▸ Source material
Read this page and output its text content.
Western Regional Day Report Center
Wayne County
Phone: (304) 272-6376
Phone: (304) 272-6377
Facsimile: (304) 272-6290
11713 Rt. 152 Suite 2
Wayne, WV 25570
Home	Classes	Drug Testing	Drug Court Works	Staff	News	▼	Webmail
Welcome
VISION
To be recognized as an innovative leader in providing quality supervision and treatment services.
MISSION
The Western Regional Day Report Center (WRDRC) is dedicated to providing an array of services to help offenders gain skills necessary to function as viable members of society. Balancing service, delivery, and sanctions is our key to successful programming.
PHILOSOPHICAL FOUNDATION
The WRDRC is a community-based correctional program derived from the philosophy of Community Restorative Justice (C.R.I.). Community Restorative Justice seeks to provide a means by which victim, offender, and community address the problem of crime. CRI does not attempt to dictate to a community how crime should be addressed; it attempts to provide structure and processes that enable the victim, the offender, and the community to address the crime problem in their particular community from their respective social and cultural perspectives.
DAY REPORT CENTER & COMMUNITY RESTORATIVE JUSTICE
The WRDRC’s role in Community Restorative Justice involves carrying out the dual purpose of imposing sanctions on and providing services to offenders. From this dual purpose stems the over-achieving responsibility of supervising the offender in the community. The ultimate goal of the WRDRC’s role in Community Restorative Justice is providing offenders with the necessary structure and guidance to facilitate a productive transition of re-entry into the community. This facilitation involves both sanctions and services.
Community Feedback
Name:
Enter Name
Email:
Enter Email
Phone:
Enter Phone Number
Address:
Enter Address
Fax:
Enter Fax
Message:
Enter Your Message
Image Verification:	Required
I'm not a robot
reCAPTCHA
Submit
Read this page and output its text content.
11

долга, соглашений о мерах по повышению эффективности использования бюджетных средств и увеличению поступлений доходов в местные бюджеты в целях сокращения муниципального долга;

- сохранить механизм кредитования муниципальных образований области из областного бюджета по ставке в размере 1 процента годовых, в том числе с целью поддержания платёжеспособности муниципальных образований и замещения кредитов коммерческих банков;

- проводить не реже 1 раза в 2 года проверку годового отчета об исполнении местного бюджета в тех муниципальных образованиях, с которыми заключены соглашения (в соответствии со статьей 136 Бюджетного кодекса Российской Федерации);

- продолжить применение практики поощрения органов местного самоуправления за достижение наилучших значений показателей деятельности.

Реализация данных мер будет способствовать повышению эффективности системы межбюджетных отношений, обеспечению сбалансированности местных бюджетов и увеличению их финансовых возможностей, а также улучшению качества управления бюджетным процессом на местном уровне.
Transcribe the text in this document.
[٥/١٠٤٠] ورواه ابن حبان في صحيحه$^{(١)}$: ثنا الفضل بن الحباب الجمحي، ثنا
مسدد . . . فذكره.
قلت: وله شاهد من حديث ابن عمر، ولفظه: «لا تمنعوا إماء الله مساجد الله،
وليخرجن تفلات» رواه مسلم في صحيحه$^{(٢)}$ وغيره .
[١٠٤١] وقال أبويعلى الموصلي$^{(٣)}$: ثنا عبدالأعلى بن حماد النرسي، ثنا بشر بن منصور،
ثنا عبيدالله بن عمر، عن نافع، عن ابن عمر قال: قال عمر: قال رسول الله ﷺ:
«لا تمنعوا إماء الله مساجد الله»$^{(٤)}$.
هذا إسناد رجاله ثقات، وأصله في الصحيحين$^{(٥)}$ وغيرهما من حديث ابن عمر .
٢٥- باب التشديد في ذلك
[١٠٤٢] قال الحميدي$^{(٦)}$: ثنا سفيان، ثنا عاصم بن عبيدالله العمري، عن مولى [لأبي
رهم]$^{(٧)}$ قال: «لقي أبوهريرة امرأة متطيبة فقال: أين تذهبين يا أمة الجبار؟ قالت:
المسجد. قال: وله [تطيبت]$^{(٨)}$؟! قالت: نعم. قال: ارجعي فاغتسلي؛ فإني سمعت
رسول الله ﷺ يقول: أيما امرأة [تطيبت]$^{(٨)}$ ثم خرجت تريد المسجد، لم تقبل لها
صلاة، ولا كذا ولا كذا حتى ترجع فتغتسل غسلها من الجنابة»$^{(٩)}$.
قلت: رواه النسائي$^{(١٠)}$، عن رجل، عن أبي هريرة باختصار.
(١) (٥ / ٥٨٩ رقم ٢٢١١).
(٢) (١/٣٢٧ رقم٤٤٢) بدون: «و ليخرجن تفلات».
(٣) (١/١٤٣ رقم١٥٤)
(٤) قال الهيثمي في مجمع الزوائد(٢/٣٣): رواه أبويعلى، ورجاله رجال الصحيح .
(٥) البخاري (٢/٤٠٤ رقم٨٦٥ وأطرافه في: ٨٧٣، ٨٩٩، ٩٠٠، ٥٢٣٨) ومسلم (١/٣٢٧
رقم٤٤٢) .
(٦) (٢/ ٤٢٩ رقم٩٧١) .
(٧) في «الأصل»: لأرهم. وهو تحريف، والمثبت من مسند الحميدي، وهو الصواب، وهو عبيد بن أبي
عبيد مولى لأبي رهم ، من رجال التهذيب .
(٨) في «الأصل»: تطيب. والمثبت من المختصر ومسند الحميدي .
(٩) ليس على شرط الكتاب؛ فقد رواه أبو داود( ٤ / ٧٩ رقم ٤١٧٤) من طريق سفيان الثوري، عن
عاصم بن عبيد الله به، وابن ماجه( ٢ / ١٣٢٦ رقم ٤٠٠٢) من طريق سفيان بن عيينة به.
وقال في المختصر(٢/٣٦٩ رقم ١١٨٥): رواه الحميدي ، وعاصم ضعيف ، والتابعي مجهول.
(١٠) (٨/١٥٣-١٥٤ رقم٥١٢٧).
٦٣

▸ Requirement
How many of the lines above contain the string "قالت"? Give the number only.

▸ Final answer
2